## DATA FOR THIS EXERCISE

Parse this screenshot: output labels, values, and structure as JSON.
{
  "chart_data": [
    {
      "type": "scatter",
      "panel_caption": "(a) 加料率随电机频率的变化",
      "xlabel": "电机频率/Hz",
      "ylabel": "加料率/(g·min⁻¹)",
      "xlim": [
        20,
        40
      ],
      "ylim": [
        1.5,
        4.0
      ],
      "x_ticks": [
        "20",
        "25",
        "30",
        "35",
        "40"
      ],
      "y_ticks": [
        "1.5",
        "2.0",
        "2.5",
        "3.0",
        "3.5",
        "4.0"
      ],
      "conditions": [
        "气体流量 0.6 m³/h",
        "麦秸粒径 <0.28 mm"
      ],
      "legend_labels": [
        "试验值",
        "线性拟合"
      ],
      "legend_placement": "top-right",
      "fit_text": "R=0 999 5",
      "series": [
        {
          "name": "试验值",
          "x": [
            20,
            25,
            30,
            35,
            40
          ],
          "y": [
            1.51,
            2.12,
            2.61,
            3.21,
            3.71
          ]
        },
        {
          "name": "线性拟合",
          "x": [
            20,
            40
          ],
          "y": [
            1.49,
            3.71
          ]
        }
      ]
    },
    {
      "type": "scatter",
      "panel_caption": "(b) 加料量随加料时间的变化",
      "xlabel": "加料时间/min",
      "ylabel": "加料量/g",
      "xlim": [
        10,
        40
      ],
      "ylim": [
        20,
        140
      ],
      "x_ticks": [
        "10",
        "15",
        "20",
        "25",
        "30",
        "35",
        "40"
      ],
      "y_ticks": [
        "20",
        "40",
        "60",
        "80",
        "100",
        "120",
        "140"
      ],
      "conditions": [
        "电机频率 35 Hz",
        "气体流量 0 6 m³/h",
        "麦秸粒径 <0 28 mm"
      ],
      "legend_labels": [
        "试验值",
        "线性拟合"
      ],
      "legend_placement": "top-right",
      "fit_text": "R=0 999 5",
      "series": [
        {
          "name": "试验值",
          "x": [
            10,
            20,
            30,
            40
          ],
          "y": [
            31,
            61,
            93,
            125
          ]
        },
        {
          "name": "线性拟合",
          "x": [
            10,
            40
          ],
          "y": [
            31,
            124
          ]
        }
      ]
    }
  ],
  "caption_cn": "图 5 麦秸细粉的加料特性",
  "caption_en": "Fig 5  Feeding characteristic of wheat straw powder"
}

## WHAT THE EXERCISE ASKS
Quote the material exactly, leaving nothing out.

## EXPECTED OUTPUT
Parse this screenshot: output labels, values, and structure as JSON.
{
  "chart_data": [
    {
      "type": "scatter",
      "panel_caption": "(a) 加料率随电机频率的变化",
      "xlabel": "电机频率/Hz",
      "ylabel": "加料率/(g·min⁻¹)",
      "xlim": [
        20,
        40
      ],
      "ylim": [
        1.5,
        4.0
      ],
      "x_ticks": [
        "20",
        "25",
        "30",
        "35",
        "40"
      ],
      "y_ticks": [
        "1.5",
        "2.0",
        "2.5",
        "3.0",
        "3.5",
        "4.0"
      ],
      "conditions": [
        "气体流量 0.6 m³/h",
        "麦秸粒径 <0.28 mm"
      ],
      "legend_labels": [
        "试验值",
        "线性拟合"
      ],
      "legend_placement": "top-right",
      "fit_text": "R=0 999 5",
      "series": [
        {
          "name": "试验值",
          "x": [
            20,
            25,
            30,
            35,
            40
          ],
          "y": [
            1.51,
            2.12,
            2.61,
            3.21,
            3.71
          ]
        },
        {
          "name": "线性拟合",
          "x": [
            20,
            40
          ],
          "y": [
            1.49,
            3.71
          ]
        }
      ]
    },
    {
      "type": "scatter",
      "panel_caption": "(b) 加料量随加料时间的变化",
      "xlabel": "加料时间/min",
      "ylabel": "加料量/g",
      "xlim": [
        10,
        40
      ],
      "ylim": [
        20,
        140
      ],
      "x_ticks": [
        "10",
        "15",
        "20",
        "25",
        "30",
        "35",
        "40"
      ],
      "y_ticks": [
        "20",
        "40",
        "60",
        "80",
        "100",
        "120",
        "140"
      ],
      "conditions": [
        "电机频率 35 Hz",
        "气体流量 0 6 m³/h",
        "麦秸粒径 <0 28 mm"
      ],
      "legend_labels": [
        "试验值",
        "线性拟合"
      ],
      "legend_placement": "top-right",
      "fit_text": "R=0 999 5",
      "series": [
        {
          "name": "试验值",
          "x": [
            10,
            20,
            30,
            40
          ],
          "y": [
            31,
            61,
            93,
            125
          ]
        },
        {
          "name": "线性拟合",
          "x": [
            10,
            40
          ],
          "y": [
            31,
            124
          ]
        }
      ]
    }
  ],
  "caption_cn": "图 5 麦秸细粉的加料特性",
  "caption_en": "Fig 5  Feeding characteristic of wheat straw powder"
}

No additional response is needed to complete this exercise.